Keep only the lines that hold the string "JSON", filtering out the rest of the entries below.

(Collected data entries)
-- START --
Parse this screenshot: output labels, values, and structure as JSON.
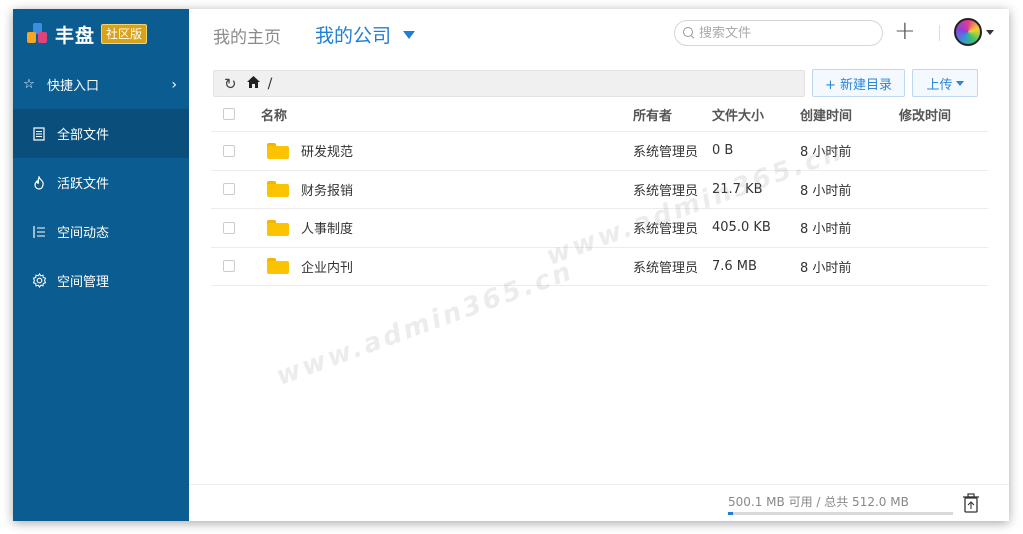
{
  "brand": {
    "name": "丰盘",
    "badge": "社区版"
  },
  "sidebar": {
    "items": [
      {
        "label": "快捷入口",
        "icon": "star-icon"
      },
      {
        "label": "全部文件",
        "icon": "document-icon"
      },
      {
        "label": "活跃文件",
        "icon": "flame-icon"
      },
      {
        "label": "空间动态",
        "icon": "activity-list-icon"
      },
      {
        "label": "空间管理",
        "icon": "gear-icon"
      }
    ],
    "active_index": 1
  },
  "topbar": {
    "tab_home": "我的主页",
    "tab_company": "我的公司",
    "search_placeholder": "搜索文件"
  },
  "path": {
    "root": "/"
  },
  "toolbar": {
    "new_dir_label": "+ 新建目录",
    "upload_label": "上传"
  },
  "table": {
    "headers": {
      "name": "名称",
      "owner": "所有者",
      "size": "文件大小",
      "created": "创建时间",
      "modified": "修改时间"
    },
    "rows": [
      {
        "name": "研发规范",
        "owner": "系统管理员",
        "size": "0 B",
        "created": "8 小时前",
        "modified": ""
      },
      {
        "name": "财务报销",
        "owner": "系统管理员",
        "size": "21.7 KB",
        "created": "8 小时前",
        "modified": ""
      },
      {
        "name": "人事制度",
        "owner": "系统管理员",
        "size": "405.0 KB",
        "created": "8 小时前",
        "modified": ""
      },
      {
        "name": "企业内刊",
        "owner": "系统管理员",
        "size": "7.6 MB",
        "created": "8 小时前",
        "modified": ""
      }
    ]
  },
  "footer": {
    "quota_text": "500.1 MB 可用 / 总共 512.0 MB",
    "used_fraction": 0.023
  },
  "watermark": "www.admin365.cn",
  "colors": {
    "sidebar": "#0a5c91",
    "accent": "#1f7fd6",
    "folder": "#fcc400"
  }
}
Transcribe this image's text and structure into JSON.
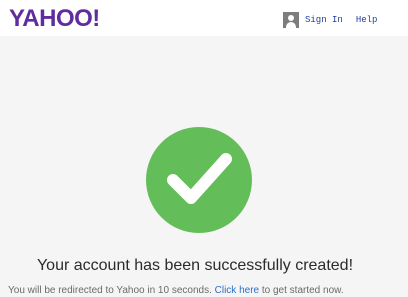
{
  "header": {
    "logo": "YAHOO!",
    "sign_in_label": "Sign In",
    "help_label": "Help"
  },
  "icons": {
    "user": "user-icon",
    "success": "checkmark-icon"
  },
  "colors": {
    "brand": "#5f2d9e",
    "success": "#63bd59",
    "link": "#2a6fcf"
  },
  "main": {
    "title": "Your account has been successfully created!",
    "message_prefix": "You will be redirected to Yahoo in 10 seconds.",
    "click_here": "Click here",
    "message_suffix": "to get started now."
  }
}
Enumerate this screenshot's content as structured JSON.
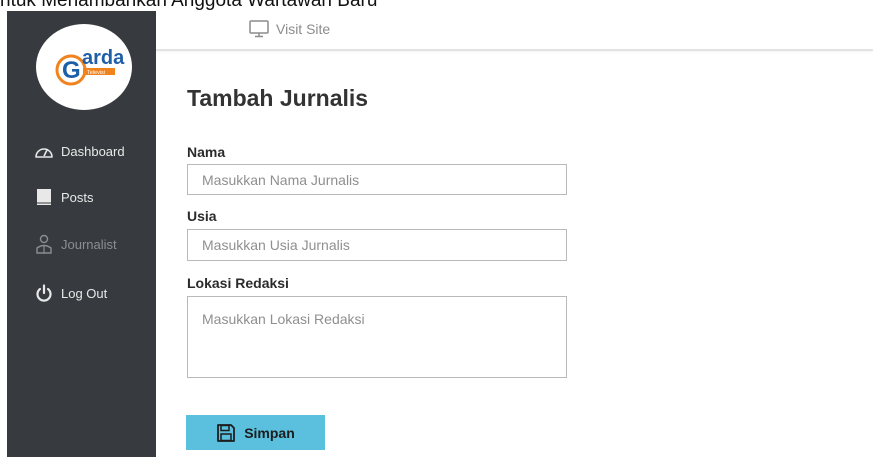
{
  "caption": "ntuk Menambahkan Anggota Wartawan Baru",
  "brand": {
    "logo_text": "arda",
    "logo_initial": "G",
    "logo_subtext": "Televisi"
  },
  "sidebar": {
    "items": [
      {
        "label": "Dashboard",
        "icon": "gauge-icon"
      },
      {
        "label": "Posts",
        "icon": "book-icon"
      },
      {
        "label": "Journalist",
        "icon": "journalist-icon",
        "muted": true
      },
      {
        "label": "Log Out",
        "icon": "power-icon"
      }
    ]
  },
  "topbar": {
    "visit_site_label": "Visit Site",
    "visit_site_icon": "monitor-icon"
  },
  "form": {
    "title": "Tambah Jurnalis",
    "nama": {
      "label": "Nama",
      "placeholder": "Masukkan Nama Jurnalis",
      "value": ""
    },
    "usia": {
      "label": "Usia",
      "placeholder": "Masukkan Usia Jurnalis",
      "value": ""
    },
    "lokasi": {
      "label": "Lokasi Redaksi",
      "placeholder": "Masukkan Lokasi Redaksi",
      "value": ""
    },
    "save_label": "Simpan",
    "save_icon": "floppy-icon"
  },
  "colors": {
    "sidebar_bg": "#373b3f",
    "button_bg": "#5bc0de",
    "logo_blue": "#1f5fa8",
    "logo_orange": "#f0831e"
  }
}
-- END --
▶ _Final result_:
Parse this screenshot: output labels, values, and structure as JSON.
Transcribe this image's text and structure into JSON.
Enumerate this screenshot's content as structured JSON.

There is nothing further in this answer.